* Exercise directions *
Pictures do not belong in your copy. Repeat all the other data exactly.

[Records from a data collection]

####################

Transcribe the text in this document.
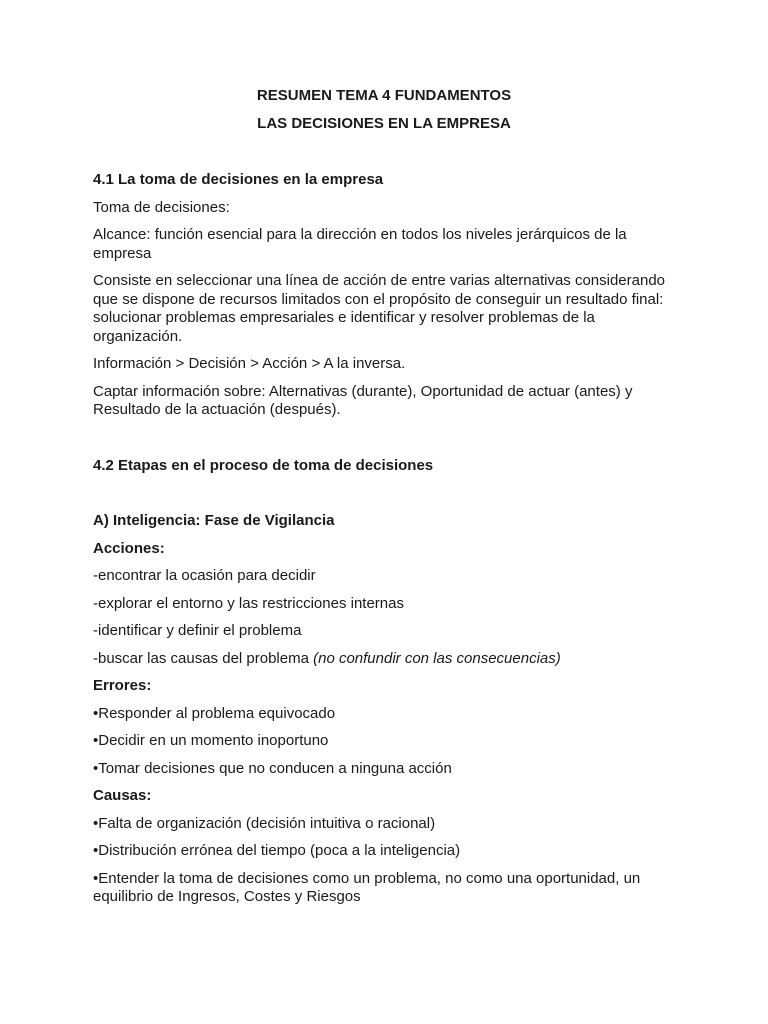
RESUMEN TEMA 4 FUNDAMENTOS
LAS DECISIONES EN LA EMPRESA

4.1 La toma de decisiones en la empresa

Toma de decisiones:

Alcance: función esencial para la dirección en todos los niveles jerárquicos de la empresa

Consiste en seleccionar una línea de acción de entre varias alternativas considerando que se dispone de recursos limitados con el propósito de conseguir un resultado final: solucionar problemas empresariales e identificar y resolver problemas de la organización.

Información > Decisión > Acción > A la inversa.

Captar información sobre: Alternativas (durante), Oportunidad de actuar (antes) y Resultado de la actuación (después).

4.2 Etapas en el proceso de toma de decisiones

A) Inteligencia: Fase de Vigilancia

Acciones:

-encontrar la ocasión para decidir

-explorar el entorno y las restricciones internas

-identificar y definir el problema

-buscar las causas del problema (no confundir con las consecuencias)

Errores:

•Responder al problema equivocado

•Decidir en un momento inoportuno

•Tomar decisiones que no conducen a ninguna acción

Causas:

•Falta de organización (decisión intuitiva o racional)

•Distribución errónea del tiempo (poca a la inteligencia)

•Entender la toma de decisiones como un problema, no como una oportunidad, un equilibrio de Ingresos, Costes y Riesgos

####################

* Reply *
Transcribe the text in this document.
RESUMEN TEMA 4 FUNDAMENTOS
LAS DECISIONES EN LA EMPRESA

4.1 La toma de decisiones en la empresa

Toma de decisiones:

Alcance: función esencial para la dirección en todos los niveles jerárquicos de la empresa

Consiste en seleccionar una línea de acción de entre varias alternativas considerando que se dispone de recursos limitados con el propósito de conseguir un resultado final: solucionar problemas empresariales e identificar y resolver problemas de la organización.

Información > Decisión > Acción > A la inversa.

Captar información sobre: Alternativas (durante), Oportunidad de actuar (antes) y Resultado de la actuación (después).

4.2 Etapas en el proceso de toma de decisiones

A) Inteligencia: Fase de Vigilancia

Acciones:

-encontrar la ocasión para decidir

-explorar el entorno y las restricciones internas

-identificar y definir el problema

-buscar las causas del problema (no confundir con las consecuencias)

Errores:

•Responder al problema equivocado

•Decidir en un momento inoportuno

•Tomar decisiones que no conducen a ninguna acción

Causas:

•Falta de organización (decisión intuitiva o racional)

•Distribución errónea del tiempo (poca a la inteligencia)

•Entender la toma de decisiones como un problema, no como una oportunidad, un equilibrio de Ingresos, Costes y Riesgos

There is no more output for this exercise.